[[ Source records open ]]
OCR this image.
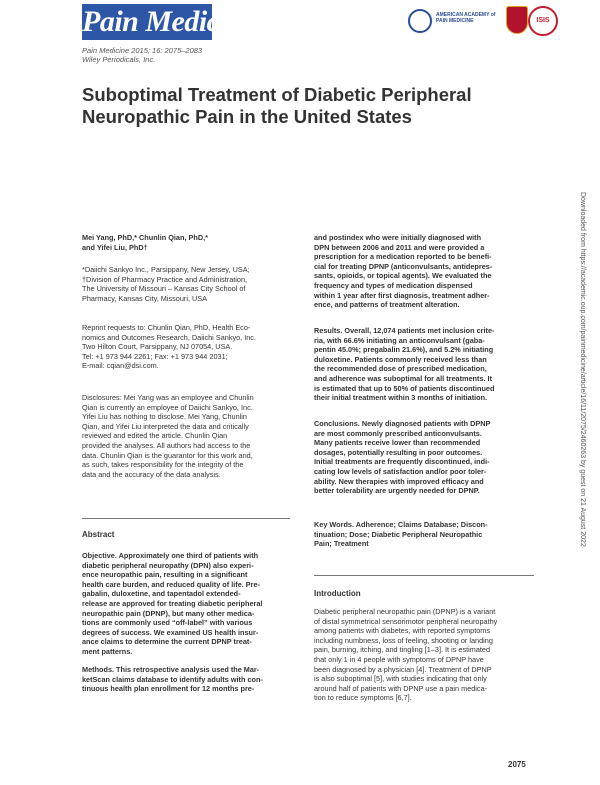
Pain Medicine	AMERICAN ACADEMY of PAIN MEDICINE	ISIS
Pain Medicine 2015; 16: 2075–2083
Wiley Periodicals, Inc.
Suboptimal Treatment of Diabetic Peripheral Neuropathic Pain in the United States
Downloaded from https://academic.oup.com/painmedicine/article/16/11/2075/2460263 by guest on 21 August 2022
Mei Yang, PhD,* Chunlin Qian, PhD,*
and Yifei Liu, PhD†
*Daiichi Sankyo Inc., Parsippany, New Jersey, USA;
†Division of Pharmacy Practice and Administration,
The University of Missouri – Kansas City School of
Pharmacy, Kansas City, Missouri, USA
Reprint requests to: Chunlin Qian, PhD, Health Eco-
nomics and Outcomes Research, Daiichi Sankyo, Inc.
Two Hilton Court, Parsippany, NJ 07054, USA.
Tel: +1 973 944 2261; Fax: +1 973 944 2031;
E-mail: cqian@dsi.com.
Disclosures: Mei Yang was an employee and Chunlin
Qian is currently an employee of Daiichi Sankyo, Inc.
Yifei Liu has nothing to disclose. Mei Yang, Chunlin
Qian, and Yifei Liu interpreted the data and critically
reviewed and edited the article. Chunlin Qian
provided the analyses. All authors had access to the
data. Chunlin Qian is the guarantor for this work and,
as such, takes responsibility for the integrity of the
data and the accuracy of the data analysis.
Abstract
Objective. Approximately one third of patients with
diabetic peripheral neuropathy (DPN) also experi-
ence neuropathic pain, resulting in a significant
health care burden, and reduced quality of life. Pre-
gabalin, duloxetine, and tapentadol extended-
release are approved for treating diabetic peripheral
neuropathic pain (DPNP), but many other medica-
tions are commonly used “off-label” with various
degrees of success. We examined US health insur-
ance claims to determine the current DPNP treat-
ment patterns.
Methods. This retrospective analysis used the Mar-
ketScan claims database to identify adults with con-
tinuous health plan enrollment for 12 months pre-
and postindex who were initially diagnosed with
DPN between 2006 and 2011 and were provided a
prescription for a medication reported to be benefi-
cial for treating DPNP (anticonvulsants, antidepres-
sants, opioids, or topical agents). We evaluated the
frequency and types of medication dispensed
within 1 year after first diagnosis, treatment adher-
ence, and patterns of treatment alteration.
Results. Overall, 12,074 patients met inclusion crite-
ria, with 66.6% initiating an anticonvulsant (gaba-
pentin 45.0%; pregabalin 21.6%), and 5.2% initiating
duloxetine. Patients commonly received less than
the recommended dose of prescribed medication,
and adherence was suboptimal for all treatments. It
is estimated that up to 50% of patients discontinued
their initial treatment within 3 months of initiation.
Conclusions. Newly diagnosed patients with DPNP
are most commonly prescribed anticonvulsants.
Many patients receive lower than recommended
dosages, potentially resulting in poor outcomes.
Initial treatments are frequently discontinued, indi-
cating low levels of satisfaction and/or poor toler-
ability. New therapies with improved efficacy and
better tolerability are urgently needed for DPNP.
Key Words. Adherence; Claims Database; Discon-
tinuation; Dose; Diabetic Peripheral Neuropathic
Pain; Treatment
Introduction
Diabetic peripheral neuropathic pain (DPNP) is a variant
of distal symmetrical sensorimotor peripheral neuropathy
among patients with diabetes, with reported symptoms
including numbness, loss of feeling, shooting or landing
pain, burning, itching, and tingling [1–3]. It is estimated
that only 1 in 4 people with symptoms of DPNP have
been diagnosed by a physician [4]. Treatment of DPNP
is also suboptimal [5], with studies indicating that only
around half of patients with DPNP use a pain medica-
tion to reduce symptoms [6,7].
2075
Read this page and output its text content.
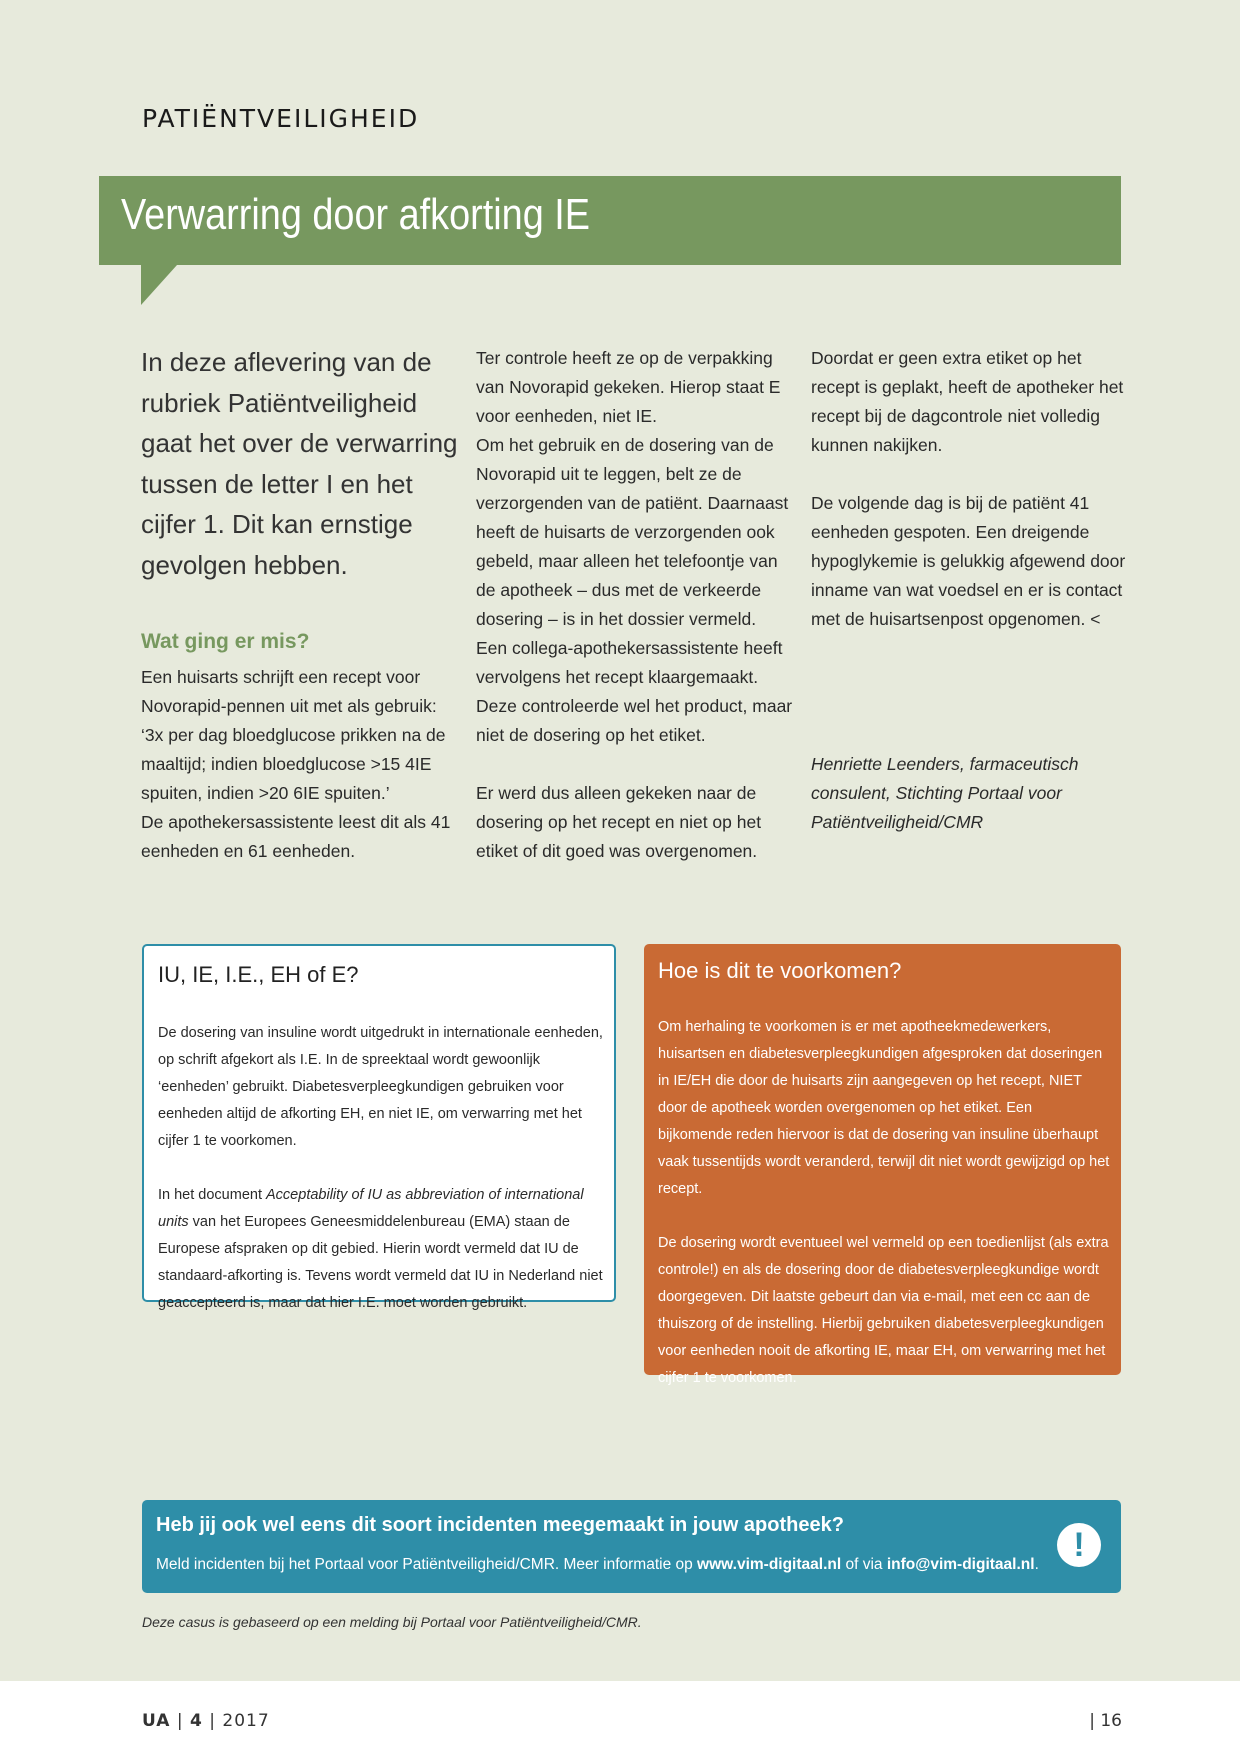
PATIËNTVEILIGHEID
Verwarring door afkorting IE
In deze aflevering van de rubriek Patiëntveiligheid gaat het over de verwarring tussen de letter I en het cijfer 1. Dit kan ernstige gevolgen hebben.
Wat ging er mis?

Een huisarts schrijft een recept voor Novorapid-pennen uit met als gebruik: ‘3x per dag bloedglucose prikken na de maaltijd; indien bloedglucose >15 4IE spuiten, indien >20 6IE spuiten.’

De apothekersassistente leest dit als 41 eenheden en 61 eenheden.

Ter controle heeft ze op de verpakking van Novorapid gekeken. Hierop staat E voor eenheden, niet IE.

Om het gebruik en de dosering van de Novorapid uit te leggen, belt ze de verzorgenden van de patiënt. Daarnaast heeft de huisarts de verzorgenden ook gebeld, maar alleen het telefoontje van de apotheek – dus met de verkeerde dosering – is in het dossier vermeld.

Een collega-apothekersassistente heeft vervolgens het recept klaargemaakt. Deze controleerde wel het product, maar niet de dosering op het etiket.

Er werd dus alleen gekeken naar de dosering op het recept en niet op het etiket of dit goed was overgenomen.

Doordat er geen extra etiket op het recept is geplakt, heeft de apotheker het recept bij de dagcontrole niet volledig kunnen nakijken.

De volgende dag is bij de patiënt 41 eenheden gespoten. Een dreigende hypoglykemie is gelukkig afgewend door inname van wat voedsel en er is contact met de huisartsenpost opgenomen. <

Henriette Leenders, farmaceutisch consulent, Stichting Portaal voor Patiëntveiligheid/CMR

IU, IE, I.E., EH of E?

De dosering van insuline wordt uitgedrukt in internationale eenheden, op schrift afgekort als I.E. In de spreektaal wordt gewoonlijk ‘eenheden’ gebruikt. Diabetesverpleegkundigen gebruiken voor eenheden altijd de afkorting EH, en niet IE, om verwarring met het cijfer 1 te voorkomen.

In het document Acceptability of IU as abbreviation of international units van het Europees Geneesmiddelenbureau (EMA) staan de Europese afspraken op dit gebied. Hierin wordt vermeld dat IU de standaard-afkorting is. Tevens wordt vermeld dat IU in Nederland niet geaccepteerd is, maar dat hier I.E. moet worden gebruikt.

Hoe is dit te voorkomen?

Om herhaling te voorkomen is er met apotheekmedewerkers, huisartsen en diabetesverpleegkundigen afgesproken dat doseringen in IE/EH die door de huisarts zijn aangegeven op het recept, NIET door de apotheek worden overgenomen op het etiket. Een bijkomende reden hiervoor is dat de dosering van insuline überhaupt vaak tussentijds wordt veranderd, terwijl dit niet wordt gewijzigd op het recept.

De dosering wordt eventueel wel vermeld op een toedienlijst (als extra controle!) en als de dosering door de diabetesverpleegkundige wordt doorgegeven. Dit laatste gebeurt dan via e-mail, met een cc aan de thuiszorg of de instelling. Hierbij gebruiken diabetesverpleegkundigen voor eenheden nooit de afkorting IE, maar EH, om verwarring met het cijfer 1 te voorkomen.

Heb jij ook wel eens dit soort incidenten meegemaakt in jouw apotheek?
Meld incidenten bij het Portaal voor Patiëntveiligheid/CMR. Meer informatie op www.vim-digitaal.nl of via info@vim-digitaal.nl.
!
Deze casus is gebaseerd op een melding bij Portaal voor Patiëntveiligheid/CMR.
UA | 4 | 2017	| 16
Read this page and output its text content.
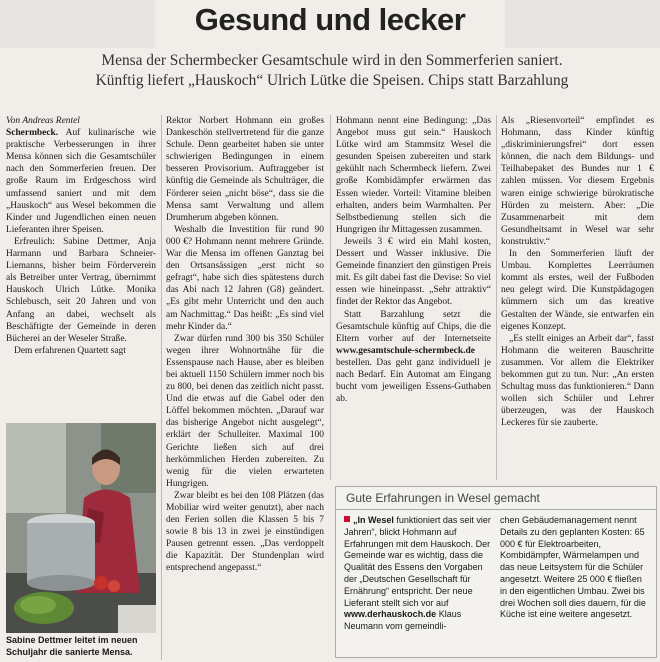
Gesund und lecker
Mensa der Schermbecker Gesamtschule wird in den Sommerferien saniert.
Künftig liefert „Hauskoch“ Ulrich Lütke die Speisen. Chips statt Barzahlung

Von Andreas Rentel

Schermbeck. Auf kulinarische wie praktische Verbesserungen in ihrer Mensa können sich die Gesamtschüler nach den Sommerferien freuen. Der große Raum im Erdgeschoss wird umfassend saniert und mit dem „Hauskoch“ aus Wesel bekommen die Kinder und Jugendlichen einen neuen Lieferanten ihrer Speisen.

Erfreulich: Sabine Dettmer, Anja Harmann und Barbara Schneier-Liemanns, bisher beim Förderverein als Betreiber unter Vertrag, übernimmt Hauskoch Ulrich Lütke. Monika Schlebusch, seit 20 Jahren und von Anfang an dabei, wechselt als Beschäftigte der Gemeinde in deren Bücherei an der Weseler Straße.

Dem erfahrenen Quartett sagt

Sabine Dettmer leitet im neuen Schuljahr die sanierte Mensa.

Rektor Norbert Hohmann ein großes Dankeschön stellvertretend für die ganze Schule. Denn gearbeitet haben sie unter schwierigen Bedingungen in einem besseren Provisorium. Auftraggeber ist künftig die Gemeinde als Schulträger, die Förderer seien „nicht böse“, dass sie die Mensa samt Verwaltung und allem Drumherum abgeben können.

Weshalb die Investition für rund 90 000 €? Hohmann nennt mehrere Gründe. War die Mensa im offenen Ganztag bei den Ortsansässigen „erst nicht so gefragt“, habe sich dies spätestens durch das Abi nach 12 Jahren (G8) geändert. „Es gibt mehr Unterricht und den auch am Nachmittag.“ Das heißt: „Es sind viel mehr Kinder da.“

Zwar dürfen rund 300 bis 350 Schüler wegen ihrer Wohnortnähe für die Essenspause nach Hause, aber es bleiben bei aktuell 1150 Schülern immer noch bis zu 800, bei denen das zeitlich nicht passt. Und die etwas auf die Gabel oder den Löffel bekommen möchten. „Darauf war das bisherige Angebot nicht ausgelegt“, erklärt der Schulleiter. Maximal 100 Gerichte ließen sich auf drei herkömmlichen Herden zubereiten. Zu wenig für die vielen erwarteten Hungrigen.

Zwar bleibt es bei den 108 Plätzen (das Mobiliar wird weiter genutzt), aber nach den Ferien sollen die Klassen 5 bis 7 sowie 8 bis 13 in zwei je einstündigen Pausen getrennt essen. „Das verdoppelt die Kapazität. Der Stundenplan wird entsprechend angepasst.“

Hohmann nennt eine Bedingung: „Das Angebot muss gut sein.“ Hauskoch Lütke wird am Stammsitz Wesel die gesunden Speisen zubereiten und stark gekühlt nach Schermbeck liefern. Zwei große Kombidämpfer erwärmen das Essen wieder. Vorteil: Vitamine bleiben erhalten, anders beim Warmhalten. Per Selbstbedienung stellen sich die Hungrigen ihr Mittagessen zusammen.

Jeweils 3 € wird ein Mahl kosten, Dessert und Wasser inklusive. Die Gemeinde finanziert den günstigen Preis mit. Es gilt dabei fast die Devise: So viel essen wie hineinpasst. „Sehr attraktiv“ findet der Rektor das Angebot.

Statt Barzahlung setzt die Gesamtschule künftig auf Chips, die die Eltern vorher auf der Internetseite www.gesamtschule-schermbeck.de bestellen. Das geht ganz individuell je nach Bedarf. Ein Automat am Eingang bucht vom jeweiligen Essens-Guthaben ab.

Als „Riesenvorteil“ empfindet es Hohmann, dass Kinder künftig „diskriminierungsfrei“ dort essen können, die nach dem Bildungs- und Teilhabepaket des Bundes nur 1 € zahlen müssen. Vor diesem Ergebnis waren einige schwierige bürokratische Hürden zu meistern. Aber: „Die Zusammenarbeit mit dem Gesundheitsamt in Wesel war sehr konstruktiv.“

In den Sommerferien läuft der Umbau. Komplettes Leerräumen kommt als erstes, weil der Fußboden neu gelegt wird. Die Kunstpädagogen kümmern sich um das kreative Gestalten der Wände, sie entwarfen ein eigenes Konzept.

„Es stellt einiges an Arbeit dar“, fasst Hohmann die weiteren Bauschritte zusammen. Vor allem die Elektriker bekommen gut zu tun. Nur: „An ersten Schultag muss das funktionieren.“ Dann wollen sich Schüler und Lehrer überzeugen, was der Hauskoch Leckeres für sie zauberte.

Gute Erfahrungen in Wesel gemacht

„In Wesel funktioniert das seit vier Jahren“, blickt Hohmann auf Erfahrungen mit dem Hauskoch. Der Gemeinde war es wichtig, dass die Qualität des Essens den Vorgaben der „Deutschen Gesellschaft für Ernährung“ entspricht. Der neue Lieferant stellt sich vor auf www.derhauskoch.de Klaus Neumann vom gemeindli-

chen Gebäudemanagement nennt Details zu den geplanten Kosten: 65 000 € für Elektroarbeiten, Kombidämpfer, Wärmelampen und das neue Leitsystem für die Schüler angesetzt. Weitere 25 000 € fließen in den eigentlichen Umbau. Zwei bis drei Wochen soll dies dauern, für die Küche ist eine weitere angesetzt.
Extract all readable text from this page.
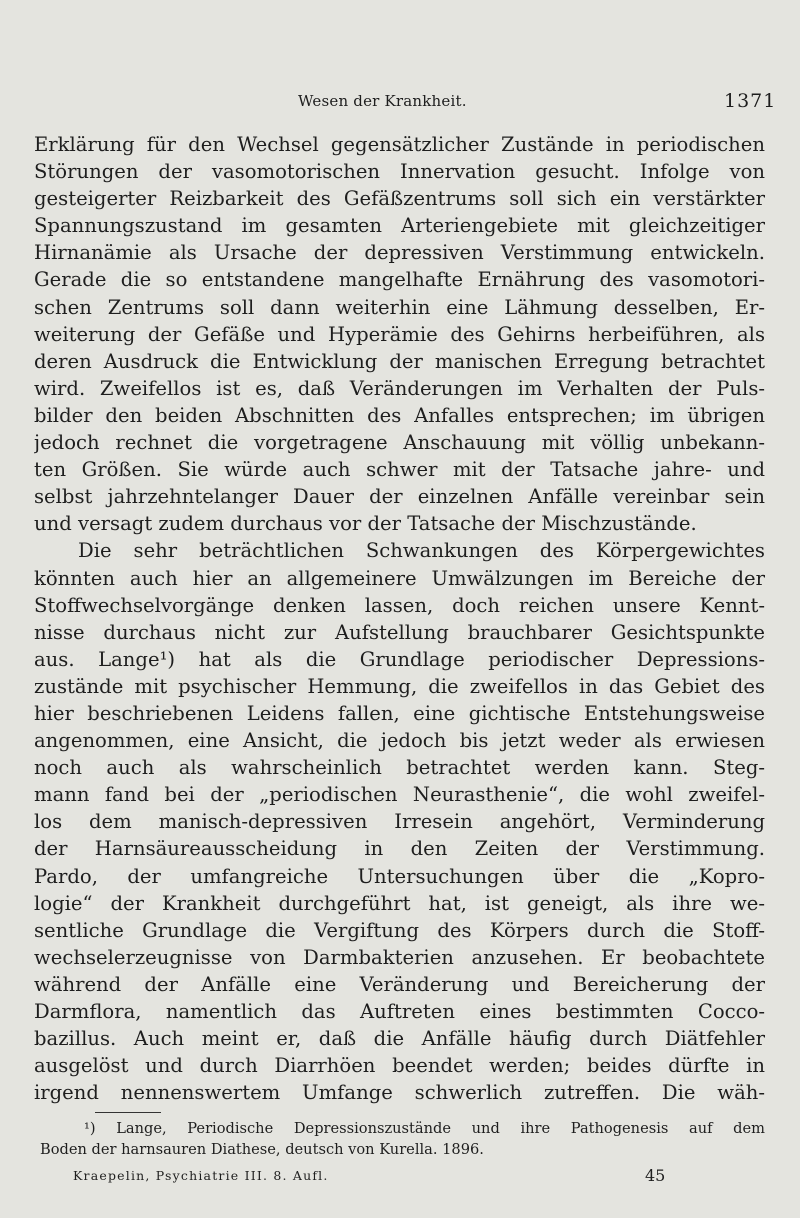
Wesen der Krankheit.	1371
Erklärung für den Wechsel gegensätzlicher Zustände in periodischen
Störungen der vasomotorischen Innervation gesucht. Infolge von
gesteigerter Reizbarkeit des Gefäßzentrums soll sich ein verstärkter
Spannungszustand im gesamten Arteriengebiete mit gleichzeitiger
Hirnanämie als Ursache der depressiven Verstimmung entwickeln.
Gerade die so entstandene mangelhafte Ernährung des vasomotori-
schen Zentrums soll dann weiterhin eine Lähmung desselben, Er-
weiterung der Gefäße und Hyperämie des Gehirns herbeiführen, als
deren Ausdruck die Entwicklung der manischen Erregung betrachtet
wird. Zweifellos ist es, daß Veränderungen im Verhalten der Puls-
bilder den beiden Abschnitten des Anfalles entsprechen; im übrigen
jedoch rechnet die vorgetragene Anschauung mit völlig unbekann-
ten Größen. Sie würde auch schwer mit der Tatsache jahre- und
selbst jahrzehntelanger Dauer der einzelnen Anfälle vereinbar sein
und versagt zudem durchaus vor der Tatsache der Mischzustände.
Die sehr beträchtlichen Schwankungen des Körpergewichtes
könnten auch hier an allgemeinere Umwälzungen im Bereiche der
Stoffwechselvorgänge denken lassen, doch reichen unsere Kennt-
nisse durchaus nicht zur Aufstellung brauchbarer Gesichtspunkte
aus. Lange¹) hat als die Grundlage periodischer Depressions-
zustände mit psychischer Hemmung, die zweifellos in das Gebiet des
hier beschriebenen Leidens fallen, eine gichtische Entstehungsweise
angenommen, eine Ansicht, die jedoch bis jetzt weder als erwiesen
noch auch als wahrscheinlich betrachtet werden kann. Steg-
mann fand bei der „periodischen Neurasthenie“, die wohl zweifel-
los dem manisch-depressiven Irresein angehört, Verminderung
der Harnsäureausscheidung in den Zeiten der Verstimmung.
Pardo, der umfangreiche Untersuchungen über die „Kopro-
logie“ der Krankheit durchgeführt hat, ist geneigt, als ihre we-
sentliche Grundlage die Vergiftung des Körpers durch die Stoff-
wechselerzeugnisse von Darmbakterien anzusehen. Er beobachtete
während der Anfälle eine Veränderung und Bereicherung der
Darmflora, namentlich das Auftreten eines bestimmten Cocco-
bazillus. Auch meint er, daß die Anfälle häufig durch Diätfehler
ausgelöst und durch Diarrhöen beendet werden; beides dürfte in
irgend nennenswertem Umfange schwerlich zutreffen. Die wäh-
¹) Lange, Periodische Depressionszustände und ihre Pathogenesis auf dem
Boden der harnsauren Diathese, deutsch von Kurella. 1896.
Kraepelin, Psychiatrie III. 8. Aufl.	45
[[ Source records closed ]]
**Requirement**
Note every line in the material with "cijfer" and copy it.

**Expected answer**
In deze aflevering van de rubriek Patiëntveiligheid gaat het over de verwarring tussen de letter I en het cijfer 1. Dit kan ernstige gevolgen hebben.
De dosering van insuline wordt uitgedrukt in internationale eenheden, op schrift afgekort als I.E. In de spreektaal wordt gewoonlijk ‘eenheden’ gebruikt. Diabetesverpleegkundigen gebruiken voor eenheden altijd de afkorting EH, en niet IE, om verwarring met het cijfer 1 te voorkomen.
De dosering wordt eventueel wel vermeld op een toedienlijst (als extra controle!) en als de dosering door de diabetesverpleegkundige wordt doorgegeven. Dit laatste gebeurt dan via e-mail, met een cc aan de thuiszorg of de instelling. Hierbij gebruiken diabetesverpleegkundigen voor eenheden nooit de afkorting IE, maar EH, om verwarring met het cijfer 1 te voorkomen.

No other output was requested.